WHAT YOU WILL DO = Report the number of lines in the entries below that include the word "zhaopin", and nothing else.

SUPPLIED INFORMATION =
-------------------------
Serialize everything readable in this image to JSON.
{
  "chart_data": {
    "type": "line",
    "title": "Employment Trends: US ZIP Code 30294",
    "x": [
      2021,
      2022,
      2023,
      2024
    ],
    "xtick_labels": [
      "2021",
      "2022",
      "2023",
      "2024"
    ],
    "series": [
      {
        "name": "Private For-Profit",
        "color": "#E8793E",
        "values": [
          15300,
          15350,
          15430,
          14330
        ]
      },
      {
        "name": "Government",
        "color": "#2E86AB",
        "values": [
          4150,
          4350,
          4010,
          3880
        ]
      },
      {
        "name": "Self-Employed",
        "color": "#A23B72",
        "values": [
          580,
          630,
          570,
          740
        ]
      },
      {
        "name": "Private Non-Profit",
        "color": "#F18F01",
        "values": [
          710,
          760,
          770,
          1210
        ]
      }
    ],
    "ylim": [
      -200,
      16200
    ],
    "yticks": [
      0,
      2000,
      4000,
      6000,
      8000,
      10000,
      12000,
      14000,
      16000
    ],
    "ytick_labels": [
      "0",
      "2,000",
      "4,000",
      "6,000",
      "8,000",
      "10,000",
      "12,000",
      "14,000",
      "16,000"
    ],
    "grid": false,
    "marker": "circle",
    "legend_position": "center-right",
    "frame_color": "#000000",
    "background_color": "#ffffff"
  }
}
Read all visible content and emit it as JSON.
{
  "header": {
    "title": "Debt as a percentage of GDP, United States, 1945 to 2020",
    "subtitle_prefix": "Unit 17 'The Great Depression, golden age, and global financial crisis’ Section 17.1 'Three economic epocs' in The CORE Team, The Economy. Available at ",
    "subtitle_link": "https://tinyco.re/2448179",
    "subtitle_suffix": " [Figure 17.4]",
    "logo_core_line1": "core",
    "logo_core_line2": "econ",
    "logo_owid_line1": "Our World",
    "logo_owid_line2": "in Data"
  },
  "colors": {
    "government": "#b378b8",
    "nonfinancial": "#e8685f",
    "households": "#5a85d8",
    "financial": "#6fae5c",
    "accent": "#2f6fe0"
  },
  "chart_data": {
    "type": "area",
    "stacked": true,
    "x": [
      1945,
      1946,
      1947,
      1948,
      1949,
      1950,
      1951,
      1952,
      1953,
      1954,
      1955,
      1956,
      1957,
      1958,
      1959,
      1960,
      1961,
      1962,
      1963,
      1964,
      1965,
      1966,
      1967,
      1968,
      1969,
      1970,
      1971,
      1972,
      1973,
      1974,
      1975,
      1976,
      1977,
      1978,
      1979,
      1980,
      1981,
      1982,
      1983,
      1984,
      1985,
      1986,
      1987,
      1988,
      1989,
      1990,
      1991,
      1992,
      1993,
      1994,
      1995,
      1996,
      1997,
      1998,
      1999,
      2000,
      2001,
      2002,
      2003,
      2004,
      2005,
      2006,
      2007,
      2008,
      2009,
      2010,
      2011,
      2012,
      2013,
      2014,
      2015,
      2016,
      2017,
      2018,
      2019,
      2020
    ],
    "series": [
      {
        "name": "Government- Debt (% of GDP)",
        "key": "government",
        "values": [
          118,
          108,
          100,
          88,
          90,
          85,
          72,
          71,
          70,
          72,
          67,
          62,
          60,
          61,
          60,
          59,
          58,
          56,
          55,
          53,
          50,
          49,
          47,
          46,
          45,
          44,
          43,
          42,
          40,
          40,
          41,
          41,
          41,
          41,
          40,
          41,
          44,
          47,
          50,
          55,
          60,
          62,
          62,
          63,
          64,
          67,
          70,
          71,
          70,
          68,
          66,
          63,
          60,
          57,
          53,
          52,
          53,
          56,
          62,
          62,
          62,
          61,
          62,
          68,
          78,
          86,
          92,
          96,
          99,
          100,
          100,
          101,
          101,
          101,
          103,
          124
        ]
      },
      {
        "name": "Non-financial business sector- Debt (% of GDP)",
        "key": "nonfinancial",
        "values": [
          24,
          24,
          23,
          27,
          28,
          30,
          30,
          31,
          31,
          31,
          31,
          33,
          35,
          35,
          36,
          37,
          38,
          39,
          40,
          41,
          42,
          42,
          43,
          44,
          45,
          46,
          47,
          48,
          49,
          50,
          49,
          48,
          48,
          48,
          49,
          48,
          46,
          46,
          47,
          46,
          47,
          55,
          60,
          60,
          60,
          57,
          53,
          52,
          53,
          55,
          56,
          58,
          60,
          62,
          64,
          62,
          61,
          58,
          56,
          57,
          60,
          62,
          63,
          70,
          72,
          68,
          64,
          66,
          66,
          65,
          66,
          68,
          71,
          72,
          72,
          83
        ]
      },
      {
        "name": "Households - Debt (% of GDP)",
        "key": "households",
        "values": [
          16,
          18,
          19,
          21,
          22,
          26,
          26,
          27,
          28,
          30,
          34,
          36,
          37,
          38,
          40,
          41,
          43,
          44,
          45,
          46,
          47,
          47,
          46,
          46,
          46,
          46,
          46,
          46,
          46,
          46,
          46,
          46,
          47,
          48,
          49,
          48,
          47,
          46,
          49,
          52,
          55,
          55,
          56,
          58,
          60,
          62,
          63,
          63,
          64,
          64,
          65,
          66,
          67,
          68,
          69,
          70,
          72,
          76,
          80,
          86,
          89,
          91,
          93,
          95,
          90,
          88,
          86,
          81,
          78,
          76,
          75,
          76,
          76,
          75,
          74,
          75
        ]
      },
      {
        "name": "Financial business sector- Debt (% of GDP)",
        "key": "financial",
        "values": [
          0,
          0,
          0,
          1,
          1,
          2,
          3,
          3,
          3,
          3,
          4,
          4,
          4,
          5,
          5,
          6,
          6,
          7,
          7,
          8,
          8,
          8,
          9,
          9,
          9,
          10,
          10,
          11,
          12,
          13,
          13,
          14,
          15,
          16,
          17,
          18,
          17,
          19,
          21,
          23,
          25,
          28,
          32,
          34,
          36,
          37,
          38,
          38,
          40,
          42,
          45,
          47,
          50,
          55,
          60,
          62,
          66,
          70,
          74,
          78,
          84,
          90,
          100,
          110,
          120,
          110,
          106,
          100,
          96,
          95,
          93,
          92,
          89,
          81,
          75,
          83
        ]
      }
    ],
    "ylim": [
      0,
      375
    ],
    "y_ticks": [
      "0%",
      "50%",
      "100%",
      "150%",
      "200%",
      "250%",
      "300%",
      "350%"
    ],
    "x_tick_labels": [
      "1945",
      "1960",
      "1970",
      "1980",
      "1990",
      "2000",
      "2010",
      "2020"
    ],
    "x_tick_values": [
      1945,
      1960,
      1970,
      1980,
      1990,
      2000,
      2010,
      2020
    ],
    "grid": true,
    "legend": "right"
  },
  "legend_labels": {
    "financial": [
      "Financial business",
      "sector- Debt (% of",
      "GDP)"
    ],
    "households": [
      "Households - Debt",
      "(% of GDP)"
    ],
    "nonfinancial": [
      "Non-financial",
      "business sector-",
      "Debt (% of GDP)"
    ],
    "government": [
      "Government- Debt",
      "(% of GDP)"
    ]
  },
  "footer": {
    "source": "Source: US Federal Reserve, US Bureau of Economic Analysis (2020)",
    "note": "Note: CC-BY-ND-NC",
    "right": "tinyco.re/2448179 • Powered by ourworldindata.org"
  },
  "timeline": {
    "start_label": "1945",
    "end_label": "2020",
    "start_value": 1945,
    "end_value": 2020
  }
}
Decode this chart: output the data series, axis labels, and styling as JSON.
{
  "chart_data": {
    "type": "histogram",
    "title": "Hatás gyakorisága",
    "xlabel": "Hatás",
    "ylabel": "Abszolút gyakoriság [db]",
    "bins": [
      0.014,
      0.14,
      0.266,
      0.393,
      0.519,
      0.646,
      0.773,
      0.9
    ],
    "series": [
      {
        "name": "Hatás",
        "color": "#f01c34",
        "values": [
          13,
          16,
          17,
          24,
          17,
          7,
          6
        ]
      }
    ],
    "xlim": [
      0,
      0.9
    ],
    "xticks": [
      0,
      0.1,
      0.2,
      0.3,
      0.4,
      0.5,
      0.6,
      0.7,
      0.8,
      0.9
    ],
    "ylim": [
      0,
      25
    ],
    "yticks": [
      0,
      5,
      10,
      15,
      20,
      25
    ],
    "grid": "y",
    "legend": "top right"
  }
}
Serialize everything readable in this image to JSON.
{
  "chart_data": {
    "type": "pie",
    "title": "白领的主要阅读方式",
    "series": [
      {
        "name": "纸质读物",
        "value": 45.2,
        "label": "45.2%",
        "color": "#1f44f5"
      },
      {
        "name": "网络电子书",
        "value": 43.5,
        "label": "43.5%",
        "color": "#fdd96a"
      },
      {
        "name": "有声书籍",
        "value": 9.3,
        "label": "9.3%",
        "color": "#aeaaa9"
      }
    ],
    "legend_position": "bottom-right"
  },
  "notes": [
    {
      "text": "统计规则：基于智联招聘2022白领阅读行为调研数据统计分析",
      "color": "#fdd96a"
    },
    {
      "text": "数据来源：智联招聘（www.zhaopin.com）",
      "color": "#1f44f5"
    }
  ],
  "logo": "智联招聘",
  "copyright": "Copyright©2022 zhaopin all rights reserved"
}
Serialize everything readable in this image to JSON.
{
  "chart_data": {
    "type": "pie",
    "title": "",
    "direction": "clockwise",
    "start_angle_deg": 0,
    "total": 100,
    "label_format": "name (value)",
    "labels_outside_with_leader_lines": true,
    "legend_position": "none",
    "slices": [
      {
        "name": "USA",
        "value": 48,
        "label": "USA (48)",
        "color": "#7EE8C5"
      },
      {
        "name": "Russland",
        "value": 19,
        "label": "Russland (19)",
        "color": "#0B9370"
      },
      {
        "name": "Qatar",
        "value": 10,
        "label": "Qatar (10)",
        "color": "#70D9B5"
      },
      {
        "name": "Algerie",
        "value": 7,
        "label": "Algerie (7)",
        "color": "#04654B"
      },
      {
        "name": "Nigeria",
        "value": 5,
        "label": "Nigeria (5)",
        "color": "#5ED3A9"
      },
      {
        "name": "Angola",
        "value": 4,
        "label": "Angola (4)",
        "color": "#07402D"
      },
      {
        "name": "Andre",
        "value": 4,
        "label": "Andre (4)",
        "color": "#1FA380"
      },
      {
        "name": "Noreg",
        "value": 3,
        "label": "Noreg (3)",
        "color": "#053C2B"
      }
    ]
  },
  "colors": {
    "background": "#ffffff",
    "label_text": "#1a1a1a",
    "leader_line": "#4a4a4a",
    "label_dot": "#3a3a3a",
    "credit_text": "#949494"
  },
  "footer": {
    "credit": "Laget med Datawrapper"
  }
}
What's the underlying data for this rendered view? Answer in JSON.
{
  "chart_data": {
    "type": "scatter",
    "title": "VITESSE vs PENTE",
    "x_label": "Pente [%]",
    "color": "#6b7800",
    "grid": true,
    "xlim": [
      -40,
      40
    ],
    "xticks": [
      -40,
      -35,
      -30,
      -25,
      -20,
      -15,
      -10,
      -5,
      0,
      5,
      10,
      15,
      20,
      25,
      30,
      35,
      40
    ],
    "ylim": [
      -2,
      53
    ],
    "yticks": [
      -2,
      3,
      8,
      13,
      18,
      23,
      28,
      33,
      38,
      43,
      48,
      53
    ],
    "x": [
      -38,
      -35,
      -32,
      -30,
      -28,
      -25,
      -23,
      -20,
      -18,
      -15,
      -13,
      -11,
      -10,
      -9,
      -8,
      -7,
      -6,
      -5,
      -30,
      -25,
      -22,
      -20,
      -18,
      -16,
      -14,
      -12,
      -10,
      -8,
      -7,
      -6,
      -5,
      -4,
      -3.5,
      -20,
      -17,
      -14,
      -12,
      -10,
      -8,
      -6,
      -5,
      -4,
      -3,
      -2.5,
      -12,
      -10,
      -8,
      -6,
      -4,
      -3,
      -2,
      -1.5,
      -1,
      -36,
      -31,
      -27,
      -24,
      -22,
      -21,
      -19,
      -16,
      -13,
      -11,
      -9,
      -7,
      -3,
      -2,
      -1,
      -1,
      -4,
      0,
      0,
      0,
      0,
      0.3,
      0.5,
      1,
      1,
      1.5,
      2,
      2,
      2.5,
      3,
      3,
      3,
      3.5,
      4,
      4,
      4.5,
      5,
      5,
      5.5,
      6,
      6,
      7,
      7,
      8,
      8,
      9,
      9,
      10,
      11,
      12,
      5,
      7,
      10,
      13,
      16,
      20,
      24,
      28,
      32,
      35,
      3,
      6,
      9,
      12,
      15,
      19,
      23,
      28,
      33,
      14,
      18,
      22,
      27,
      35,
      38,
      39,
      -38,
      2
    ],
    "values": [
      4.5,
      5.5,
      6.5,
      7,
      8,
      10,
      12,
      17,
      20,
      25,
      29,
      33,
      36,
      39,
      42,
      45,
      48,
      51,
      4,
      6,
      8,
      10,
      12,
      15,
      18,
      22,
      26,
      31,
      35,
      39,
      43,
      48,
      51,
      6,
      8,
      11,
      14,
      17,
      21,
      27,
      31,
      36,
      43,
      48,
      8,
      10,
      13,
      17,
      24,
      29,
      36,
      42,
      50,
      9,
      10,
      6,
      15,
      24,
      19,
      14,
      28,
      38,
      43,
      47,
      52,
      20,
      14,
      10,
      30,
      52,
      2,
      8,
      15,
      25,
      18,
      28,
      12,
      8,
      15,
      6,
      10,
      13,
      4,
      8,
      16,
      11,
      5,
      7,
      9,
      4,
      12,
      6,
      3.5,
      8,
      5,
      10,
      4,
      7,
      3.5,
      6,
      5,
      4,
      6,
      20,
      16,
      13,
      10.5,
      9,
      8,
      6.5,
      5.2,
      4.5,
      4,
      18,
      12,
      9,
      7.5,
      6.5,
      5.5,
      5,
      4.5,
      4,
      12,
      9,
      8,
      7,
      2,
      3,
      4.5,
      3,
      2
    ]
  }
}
-------------------------
TASK OUTPUT = 2